_Listed entries_:

________________

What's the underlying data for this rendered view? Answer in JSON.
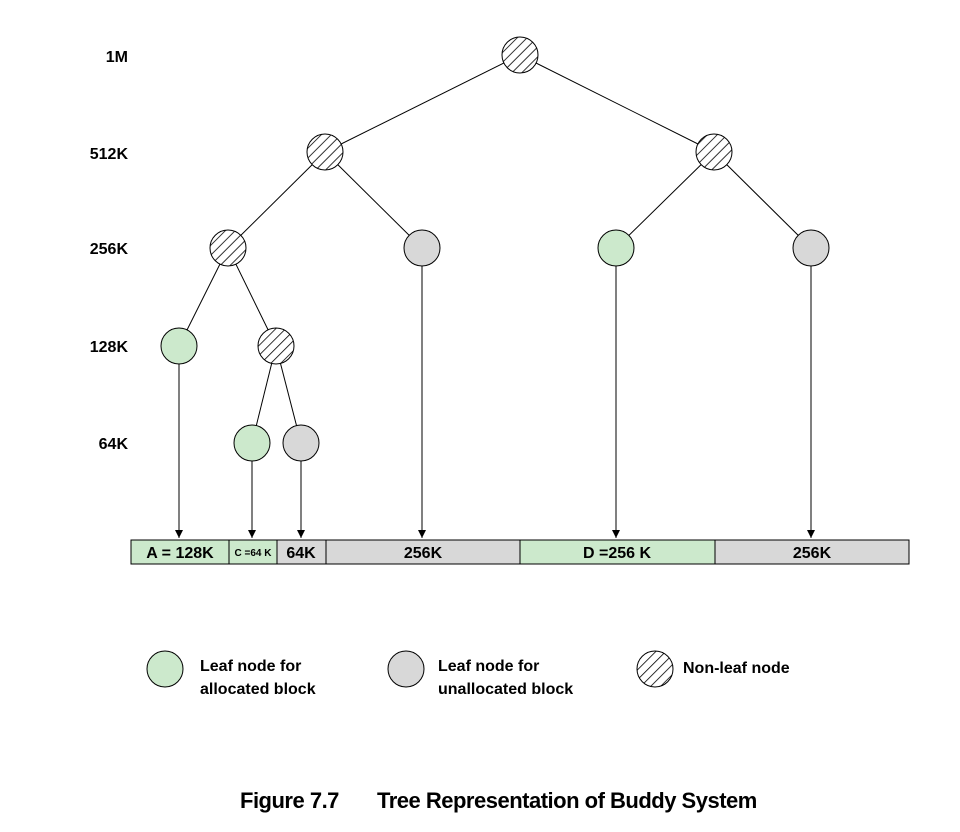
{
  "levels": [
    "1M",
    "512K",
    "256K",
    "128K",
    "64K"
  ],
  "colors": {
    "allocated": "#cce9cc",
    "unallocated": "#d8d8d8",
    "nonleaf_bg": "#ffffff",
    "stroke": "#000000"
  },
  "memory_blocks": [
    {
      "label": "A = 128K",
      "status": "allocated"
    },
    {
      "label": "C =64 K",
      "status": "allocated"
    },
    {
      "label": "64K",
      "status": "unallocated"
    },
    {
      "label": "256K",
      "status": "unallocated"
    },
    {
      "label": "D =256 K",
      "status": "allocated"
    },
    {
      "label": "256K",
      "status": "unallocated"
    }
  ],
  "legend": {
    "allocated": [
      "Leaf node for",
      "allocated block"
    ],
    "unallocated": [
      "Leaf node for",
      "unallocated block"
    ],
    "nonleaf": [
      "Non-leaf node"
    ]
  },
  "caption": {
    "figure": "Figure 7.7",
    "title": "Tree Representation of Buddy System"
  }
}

________________

Go through the listing above and write it out again exactly, dropping the pictures.

What's the underlying data for this rendered view? Answer in JSON.
{
  "levels": [
    "1M",
    "512K",
    "256K",
    "128K",
    "64K"
  ],
  "colors": {
    "allocated": "#cce9cc",
    "unallocated": "#d8d8d8",
    "nonleaf_bg": "#ffffff",
    "stroke": "#000000"
  },
  "memory_blocks": [
    {
      "label": "A = 128K",
      "status": "allocated"
    },
    {
      "label": "C =64 K",
      "status": "allocated"
    },
    {
      "label": "64K",
      "status": "unallocated"
    },
    {
      "label": "256K",
      "status": "unallocated"
    },
    {
      "label": "D =256 K",
      "status": "allocated"
    },
    {
      "label": "256K",
      "status": "unallocated"
    }
  ],
  "legend": {
    "allocated": [
      "Leaf node for",
      "allocated block"
    ],
    "unallocated": [
      "Leaf node for",
      "unallocated block"
    ],
    "nonleaf": [
      "Non-leaf node"
    ]
  },
  "caption": {
    "figure": "Figure 7.7",
    "title": "Tree Representation of Buddy System"
  }
}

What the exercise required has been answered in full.